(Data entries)
========

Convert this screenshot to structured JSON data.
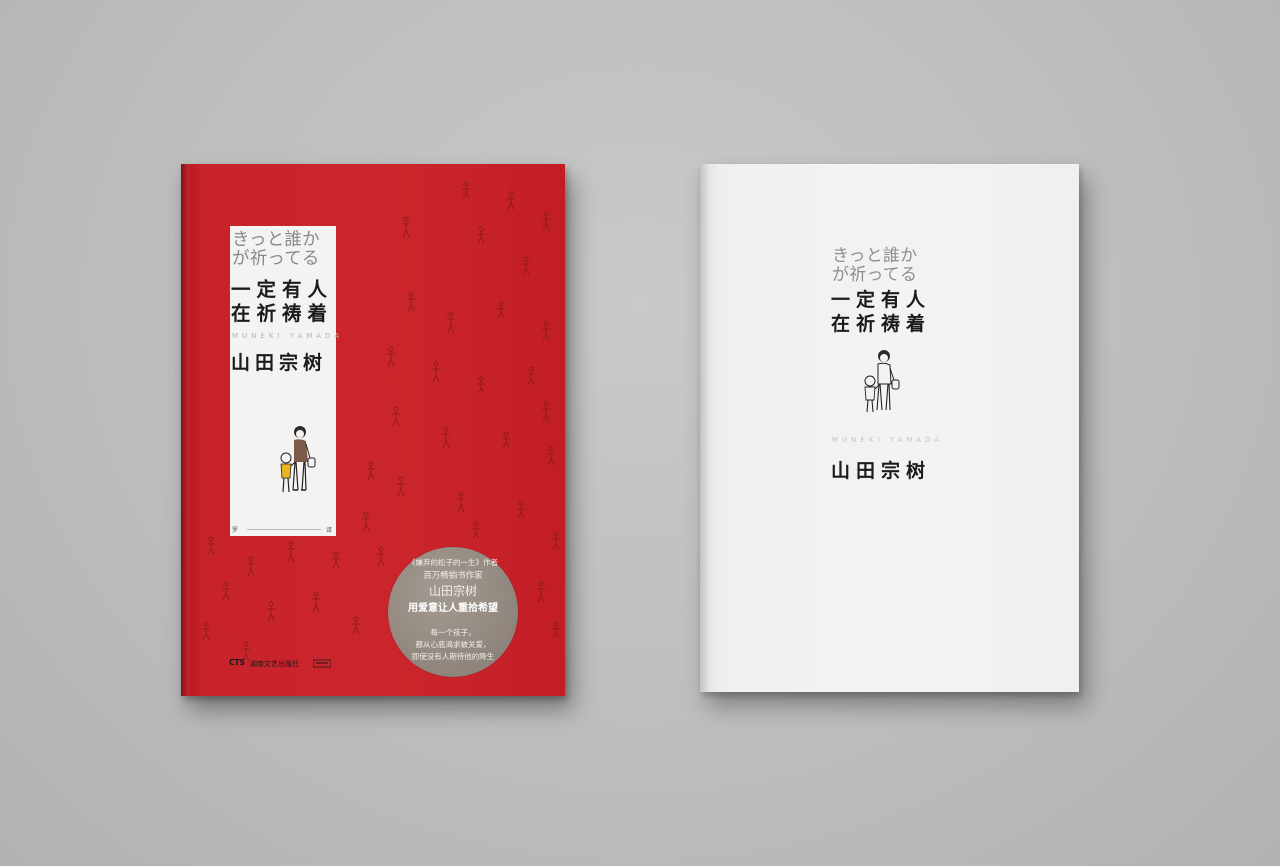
{
  "red_book": {
    "title_jp_line1": "きっと誰か",
    "title_jp_line2": "が祈ってる",
    "title_cn_line1": "一定有人",
    "title_cn_line2": "在祈祷着",
    "author_roman": "MUNEKI YAMADA",
    "author_cn": "山田宗树",
    "translator_left": "罗",
    "translator_right": "译",
    "sticker": {
      "line1": "《嫌弃的松子的一生》作者",
      "line2": "百万畅销书作家",
      "line3": "山田宗树",
      "line4": "用爱意让人重拾希望",
      "line5": "每一个孩子，",
      "line6": "都从心底渴求被关爱，",
      "line7": "即使没有人期待他的降生"
    },
    "publisher_logo": "CTS",
    "publisher_name": "湖南文艺出版社",
    "cover_color": "#cb252c"
  },
  "white_book": {
    "title_jp_line1": "きっと誰か",
    "title_jp_line2": "が祈ってる",
    "title_cn_line1": "一定有人",
    "title_cn_line2": "在祈祷着",
    "author_roman": "MUNEKI YAMADA",
    "author_cn": "山田宗树",
    "cover_color": "#f3f3f3"
  },
  "background_color": "#bdbdbd"
}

========

WORK TO COMPLETE
Images must not appear in the copy; reproduce everything else in the records verbatim.

RESULT BELOW
Convert this screenshot to structured JSON data.
{
  "red_book": {
    "title_jp_line1": "きっと誰か",
    "title_jp_line2": "が祈ってる",
    "title_cn_line1": "一定有人",
    "title_cn_line2": "在祈祷着",
    "author_roman": "MUNEKI YAMADA",
    "author_cn": "山田宗树",
    "translator_left": "罗",
    "translator_right": "译",
    "sticker": {
      "line1": "《嫌弃的松子的一生》作者",
      "line2": "百万畅销书作家",
      "line3": "山田宗树",
      "line4": "用爱意让人重拾希望",
      "line5": "每一个孩子，",
      "line6": "都从心底渴求被关爱，",
      "line7": "即使没有人期待他的降生"
    },
    "publisher_logo": "CTS",
    "publisher_name": "湖南文艺出版社",
    "cover_color": "#cb252c"
  },
  "white_book": {
    "title_jp_line1": "きっと誰か",
    "title_jp_line2": "が祈ってる",
    "title_cn_line1": "一定有人",
    "title_cn_line2": "在祈祷着",
    "author_roman": "MUNEKI YAMADA",
    "author_cn": "山田宗树",
    "cover_color": "#f3f3f3"
  },
  "background_color": "#bdbdbd"
}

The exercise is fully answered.